■ MATERIAL FOR THIS TASK
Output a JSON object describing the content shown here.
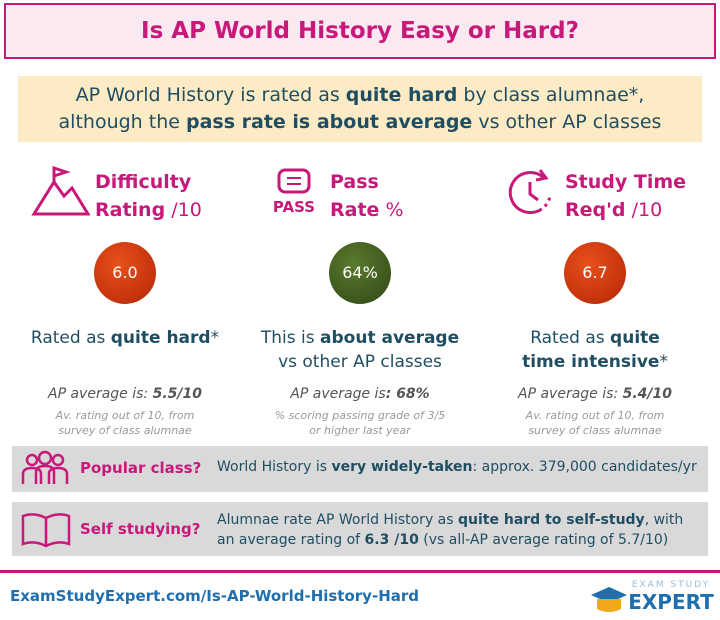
{
  "header": {
    "title": "Is AP World History Easy or Hard?"
  },
  "intro": {
    "line1": [
      "AP World History is rated as ",
      "quite hard",
      " by class alumnae*,"
    ],
    "line2": [
      "although the ",
      "pass rate is about average",
      " vs other AP classes"
    ]
  },
  "columns": [
    {
      "heading": [
        "Difficulty",
        "Rating",
        " /10"
      ],
      "score": "6.0",
      "verdict": [
        "Rated as ",
        "quite hard",
        "*"
      ],
      "average": [
        "AP average is: ",
        "5.5/10"
      ],
      "note": [
        "Av. rating out of 10, from",
        "survey of class alumnae"
      ]
    },
    {
      "icon_text": "PASS",
      "heading": [
        "Pass",
        "Rate",
        " %"
      ],
      "score": "64%",
      "verdict": [
        "This is ",
        "about average",
        "vs other AP classes"
      ],
      "average": [
        "AP average is",
        ": 68%"
      ],
      "note": [
        "% scoring passing grade of 3/5",
        "or higher last year"
      ]
    },
    {
      "heading": [
        "Study Time",
        "Req'd",
        " /10"
      ],
      "score": "6.7",
      "verdict": [
        "Rated as ",
        "quite time intensive",
        "*"
      ],
      "average": [
        "AP average is: ",
        "5.4/10"
      ],
      "note": [
        "Av. rating out of 10, from",
        "survey of class alumnae"
      ]
    }
  ],
  "rows": [
    {
      "label": "Popular class?",
      "text": [
        "World History is ",
        "very widely-taken",
        ": approx. 379,000  candidates/yr"
      ]
    },
    {
      "label": "Self studying?",
      "text": [
        "Alumnae rate AP World History as ",
        "quite hard to self-study",
        ", with an average rating of ",
        "6.3 /10",
        " (vs all-AP average rating of 5.7/10)"
      ]
    }
  ],
  "footer": {
    "url": "ExamStudyExpert.com/Is-AP-World-History-Hard",
    "logo_top": "EXAM STUDY",
    "logo_bottom": "EXPERT"
  }
}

■ WHAT TO PRODUCE
Without the pictures, restate all of the entries above verbatim.

■ THE SOLUTION
Output a JSON object describing the content shown here.
{
  "header": {
    "title": "Is AP World History Easy or Hard?"
  },
  "intro": {
    "line1": [
      "AP World History is rated as ",
      "quite hard",
      " by class alumnae*,"
    ],
    "line2": [
      "although the ",
      "pass rate is about average",
      " vs other AP classes"
    ]
  },
  "columns": [
    {
      "heading": [
        "Difficulty",
        "Rating",
        " /10"
      ],
      "score": "6.0",
      "verdict": [
        "Rated as ",
        "quite hard",
        "*"
      ],
      "average": [
        "AP average is: ",
        "5.5/10"
      ],
      "note": [
        "Av. rating out of 10, from",
        "survey of class alumnae"
      ]
    },
    {
      "icon_text": "PASS",
      "heading": [
        "Pass",
        "Rate",
        " %"
      ],
      "score": "64%",
      "verdict": [
        "This is ",
        "about average",
        "vs other AP classes"
      ],
      "average": [
        "AP average is",
        ": 68%"
      ],
      "note": [
        "% scoring passing grade of 3/5",
        "or higher last year"
      ]
    },
    {
      "heading": [
        "Study Time",
        "Req'd",
        " /10"
      ],
      "score": "6.7",
      "verdict": [
        "Rated as ",
        "quite time intensive",
        "*"
      ],
      "average": [
        "AP average is: ",
        "5.4/10"
      ],
      "note": [
        "Av. rating out of 10, from",
        "survey of class alumnae"
      ]
    }
  ],
  "rows": [
    {
      "label": "Popular class?",
      "text": [
        "World History is ",
        "very widely-taken",
        ": approx. 379,000  candidates/yr"
      ]
    },
    {
      "label": "Self studying?",
      "text": [
        "Alumnae rate AP World History as ",
        "quite hard to self-study",
        ", with an average rating of ",
        "6.3 /10",
        " (vs all-AP average rating of 5.7/10)"
      ]
    }
  ],
  "footer": {
    "url": "ExamStudyExpert.com/Is-AP-World-History-Hard",
    "logo_top": "EXAM STUDY",
    "logo_bottom": "EXPERT"
  }
}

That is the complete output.